▸ TO BE DONE: Track down every line below that holds "Saturación" and copy it.

** Begin **

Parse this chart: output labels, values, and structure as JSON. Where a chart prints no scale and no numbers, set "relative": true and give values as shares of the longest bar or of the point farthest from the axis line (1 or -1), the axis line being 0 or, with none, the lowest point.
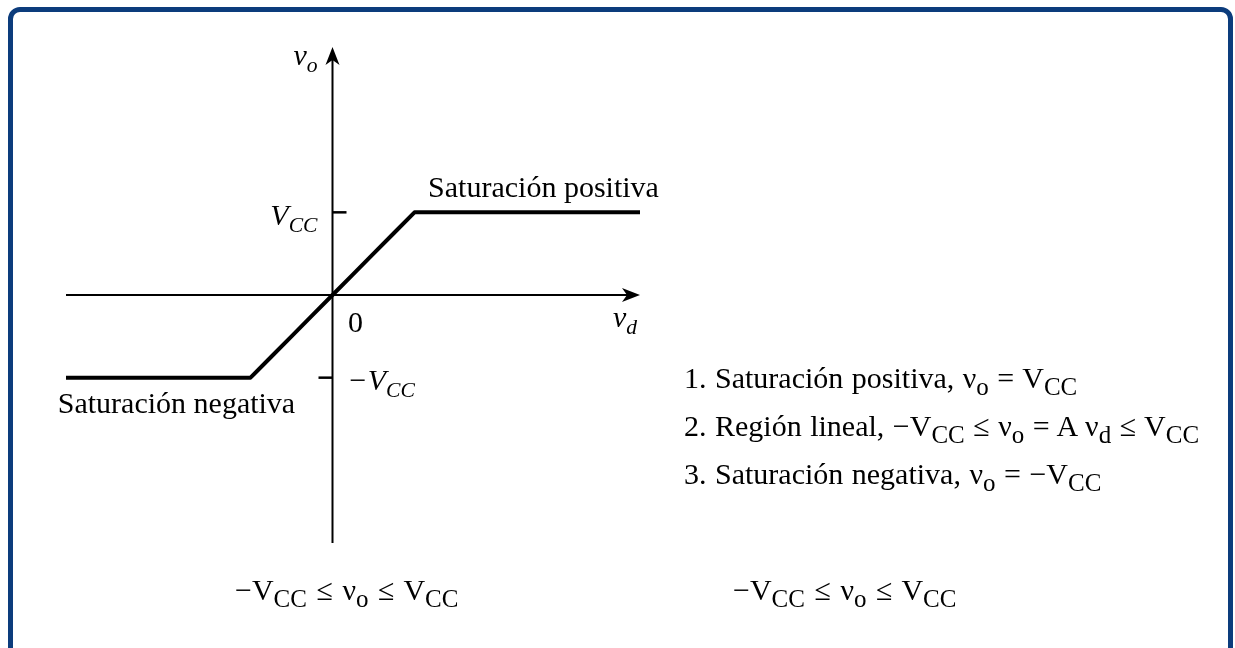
{
  "chart_data": {
    "type": "line",
    "relative": true,
    "categories": [
      null,
      null,
      null,
      null,
      null,
      null,
      null,
      null,
      null,
      null,
      null,
      null,
      null,
      null,
      null,
      null,
      null,
      null,
      null,
      null,
      null,
      null,
      null,
      null,
      null,
      null,
      null,
      null,
      null
    ],
    "values": [
      -1,
      -1,
      -1,
      -1,
      -1,
      -1,
      -1,
      -1,
      -1,
      -1,
      -0.75,
      -0.5,
      -0.25,
      0,
      0.25,
      0.5,
      0.75,
      1,
      1,
      1,
      1,
      1,
      1,
      1,
      1,
      1,
      1,
      1,
      1
    ],
    "color": "#000000",
    "xlabel": "v$_{d}$",
    "ylabel": "v$_{o}$",
    "annotations": [
      "Saturación positiva",
      "V$_{CC}$",
      "0",
      "−V$_{CC}$",
      "Saturación negativa",
      "1. Saturación positiva, ν$_{o}$ = V$_{CC}$",
      "2. Región lineal, −V$_{CC}$ ≤ ν$_{o}$ = A ν$_{d}$ ≤ V$_{CC}$",
      "3. Saturación negativa, ν$_{o}$ = −V$_{CC}$",
      "−V$_{CC}$ ≤ ν$_{o}$ ≤ V$_{CC}$",
      "−V$_{CC}$ ≤ ν$_{o}$ ≤ V$_{CC}$"
    ]
  }
}
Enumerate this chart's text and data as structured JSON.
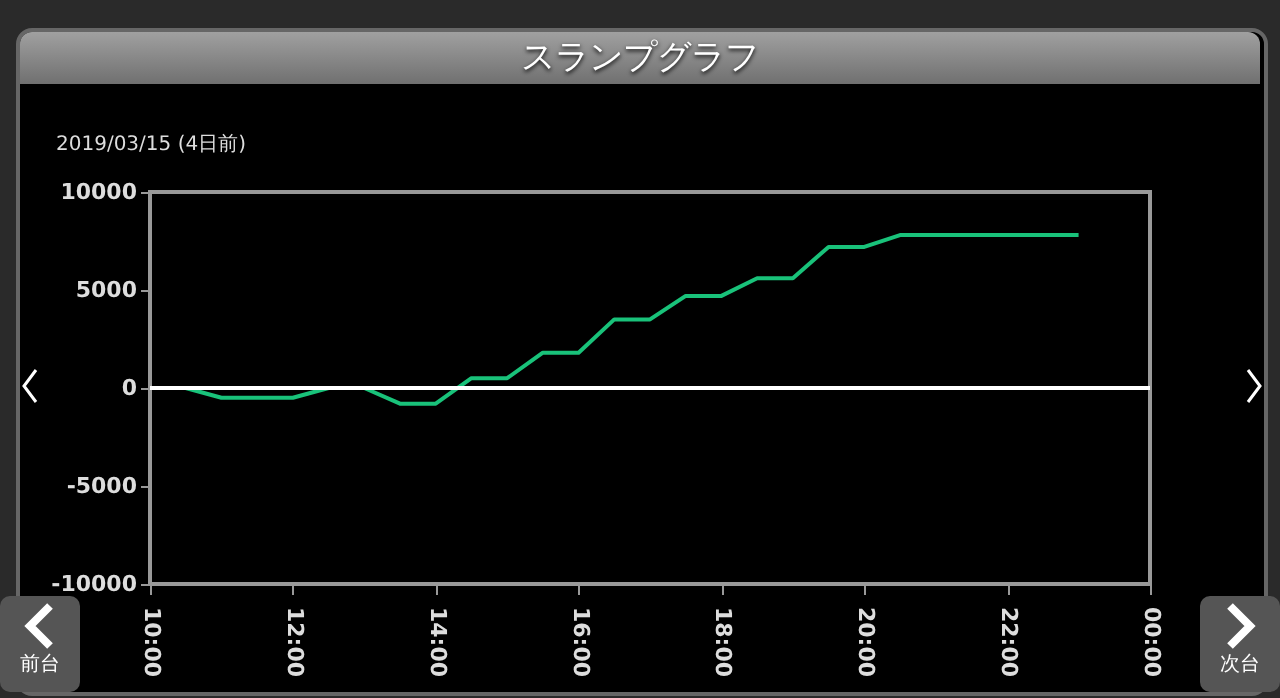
{
  "chart_data": {
    "type": "line",
    "title": "スランプグラフ",
    "subtitle": "2019/03/15 (4日前)",
    "annotations": [
      "前台",
      "次台"
    ],
    "x": [
      10.1,
      10.5,
      11,
      12,
      12.5,
      13,
      13.5,
      14,
      14.5,
      15,
      15.5,
      16,
      16.5,
      17,
      17.5,
      18,
      18.5,
      19,
      19.5,
      20,
      20.5,
      23
    ],
    "series": [
      {
        "color": "#19c27a",
        "values": [
          0,
          0,
          -500,
          -500,
          0,
          0,
          -800,
          -800,
          500,
          500,
          1800,
          1800,
          3500,
          3500,
          4700,
          4700,
          5600,
          5600,
          7200,
          7200,
          7800,
          7800
        ]
      }
    ],
    "xlim": [
      10,
      24
    ],
    "xticks": [
      {
        "value": 10,
        "label": "10:00"
      },
      {
        "value": 12,
        "label": "12:00"
      },
      {
        "value": 14,
        "label": "14:00"
      },
      {
        "value": 16,
        "label": "16:00"
      },
      {
        "value": 18,
        "label": "18:00"
      },
      {
        "value": 20,
        "label": "20:00"
      },
      {
        "value": 22,
        "label": "22:00"
      },
      {
        "value": 24,
        "label": "00:00"
      }
    ],
    "ylim": [
      -10000,
      10000
    ],
    "yticks": [
      -10000,
      -5000,
      0,
      5000,
      10000
    ],
    "ref_lines": [
      {
        "axis": "y",
        "value": 0,
        "color": "#ffffff"
      }
    ],
    "marker": "none",
    "line_style": "solid"
  }
}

** End **

▸ SOLUTION TO THIS EXERCISE:
      "Saturación positiva",
      "Saturación negativa",
      "1. Saturación positiva, ν$_{o}$ = V$_{CC}$",
      "3. Saturación negativa, ν$_{o}$ = −V$_{CC}$",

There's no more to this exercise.